■ SHORT TASK: Give every line of the material again, exactly as written.

** Begin **

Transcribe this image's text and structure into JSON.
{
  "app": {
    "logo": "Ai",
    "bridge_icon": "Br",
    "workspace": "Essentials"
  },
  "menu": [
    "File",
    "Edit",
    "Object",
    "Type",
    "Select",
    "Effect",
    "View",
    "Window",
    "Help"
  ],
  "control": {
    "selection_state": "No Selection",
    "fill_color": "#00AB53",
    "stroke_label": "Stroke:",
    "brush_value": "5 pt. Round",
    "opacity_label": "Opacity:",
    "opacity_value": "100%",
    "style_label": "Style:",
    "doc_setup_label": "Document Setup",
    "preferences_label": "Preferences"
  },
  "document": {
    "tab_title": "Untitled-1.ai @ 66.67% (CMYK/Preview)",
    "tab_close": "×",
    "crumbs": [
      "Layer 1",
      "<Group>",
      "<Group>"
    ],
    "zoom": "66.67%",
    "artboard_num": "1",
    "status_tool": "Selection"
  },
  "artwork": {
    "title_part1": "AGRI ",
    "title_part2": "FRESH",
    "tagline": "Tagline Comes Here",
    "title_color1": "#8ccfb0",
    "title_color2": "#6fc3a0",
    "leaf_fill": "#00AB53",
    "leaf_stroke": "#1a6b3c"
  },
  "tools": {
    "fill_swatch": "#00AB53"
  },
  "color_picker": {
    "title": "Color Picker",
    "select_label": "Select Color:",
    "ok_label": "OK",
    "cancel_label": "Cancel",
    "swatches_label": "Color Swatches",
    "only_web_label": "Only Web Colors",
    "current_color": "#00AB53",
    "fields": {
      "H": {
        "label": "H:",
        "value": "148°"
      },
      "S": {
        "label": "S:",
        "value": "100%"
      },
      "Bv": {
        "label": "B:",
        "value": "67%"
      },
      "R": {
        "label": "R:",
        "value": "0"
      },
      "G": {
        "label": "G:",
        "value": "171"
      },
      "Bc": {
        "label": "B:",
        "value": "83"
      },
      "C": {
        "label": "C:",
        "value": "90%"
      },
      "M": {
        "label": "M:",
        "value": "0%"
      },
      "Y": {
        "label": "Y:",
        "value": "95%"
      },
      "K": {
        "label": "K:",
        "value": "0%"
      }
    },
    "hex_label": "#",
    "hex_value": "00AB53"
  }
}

** End **

■ TASK ANSWER:
Transcribe this image's text and structure into JSON.
{
  "app": {
    "logo": "Ai",
    "bridge_icon": "Br",
    "workspace": "Essentials"
  },
  "menu": [
    "File",
    "Edit",
    "Object",
    "Type",
    "Select",
    "Effect",
    "View",
    "Window",
    "Help"
  ],
  "control": {
    "selection_state": "No Selection",
    "fill_color": "#00AB53",
    "stroke_label": "Stroke:",
    "brush_value": "5 pt. Round",
    "opacity_label": "Opacity:",
    "opacity_value": "100%",
    "style_label": "Style:",
    "doc_setup_label": "Document Setup",
    "preferences_label": "Preferences"
  },
  "document": {
    "tab_title": "Untitled-1.ai @ 66.67% (CMYK/Preview)",
    "tab_close": "×",
    "crumbs": [
      "Layer 1",
      "<Group>",
      "<Group>"
    ],
    "zoom": "66.67%",
    "artboard_num": "1",
    "status_tool": "Selection"
  },
  "artwork": {
    "title_part1": "AGRI ",
    "title_part2": "FRESH",
    "tagline": "Tagline Comes Here",
    "title_color1": "#8ccfb0",
    "title_color2": "#6fc3a0",
    "leaf_fill": "#00AB53",
    "leaf_stroke": "#1a6b3c"
  },
  "tools": {
    "fill_swatch": "#00AB53"
  },
  "color_picker": {
    "title": "Color Picker",
    "select_label": "Select Color:",
    "ok_label": "OK",
    "cancel_label": "Cancel",
    "swatches_label": "Color Swatches",
    "only_web_label": "Only Web Colors",
    "current_color": "#00AB53",
    "fields": {
      "H": {
        "label": "H:",
        "value": "148°"
      },
      "S": {
        "label": "S:",
        "value": "100%"
      },
      "Bv": {
        "label": "B:",
        "value": "67%"
      },
      "R": {
        "label": "R:",
        "value": "0"
      },
      "G": {
        "label": "G:",
        "value": "171"
      },
      "Bc": {
        "label": "B:",
        "value": "83"
      },
      "C": {
        "label": "C:",
        "value": "90%"
      },
      "M": {
        "label": "M:",
        "value": "0%"
      },
      "Y": {
        "label": "Y:",
        "value": "95%"
      },
      "K": {
        "label": "K:",
        "value": "0%"
      }
    },
    "hex_label": "#",
    "hex_value": "00AB53"
  }
}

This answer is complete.